Data records
• • • • • • •

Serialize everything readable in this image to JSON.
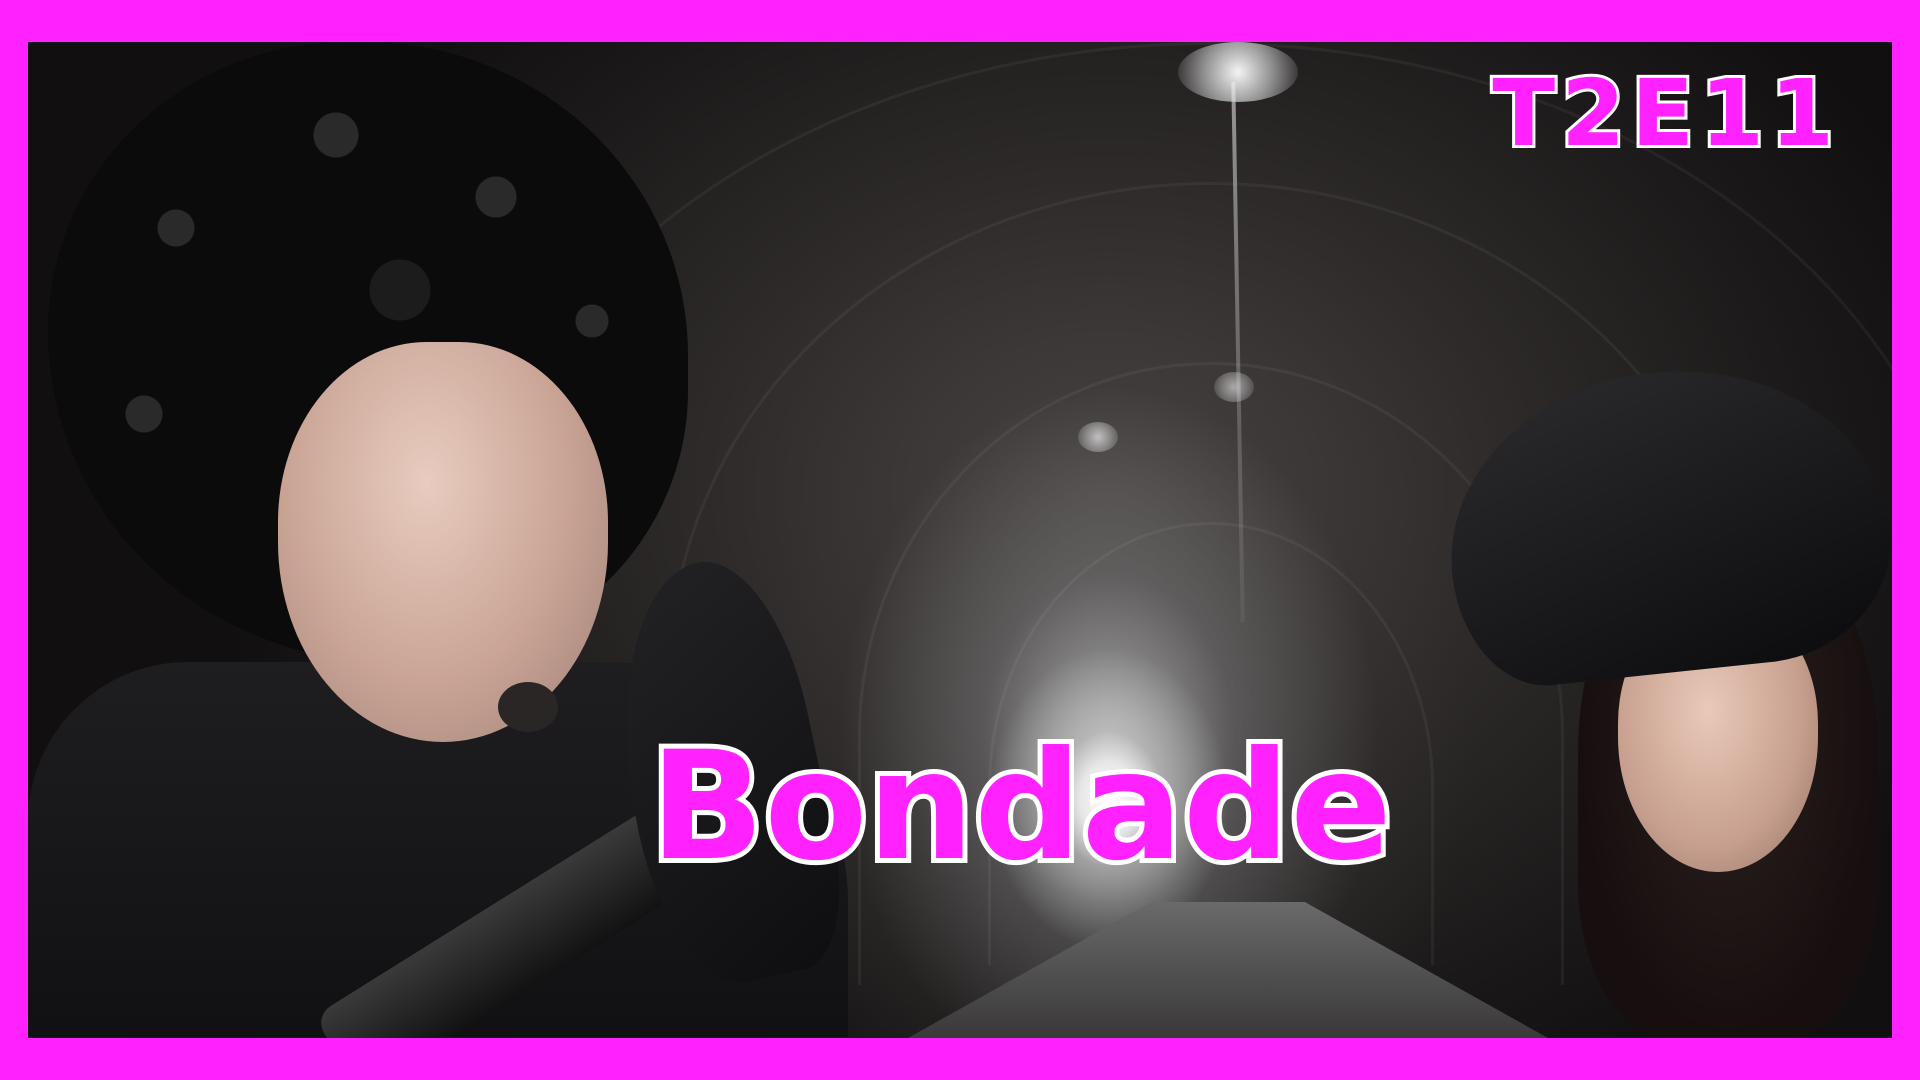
{
  "thumbnail": {
    "episode_code": "T2E11",
    "title": "Bondade",
    "colors": {
      "frame": "#ff22ff",
      "text_fill": "#ff22ff",
      "text_stroke": "#ffffff"
    }
  }
}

• • • • • • •

● WHAT IS BEING ASKED: Write out the listing above again, exactly, but with no pictures in the copy.

● ANSWER TO THIS TASK:
Serialize everything readable in this image to JSON.
{
  "thumbnail": {
    "episode_code": "T2E11",
    "title": "Bondade",
    "colors": {
      "frame": "#ff22ff",
      "text_fill": "#ff22ff",
      "text_stroke": "#ffffff"
    }
  }
}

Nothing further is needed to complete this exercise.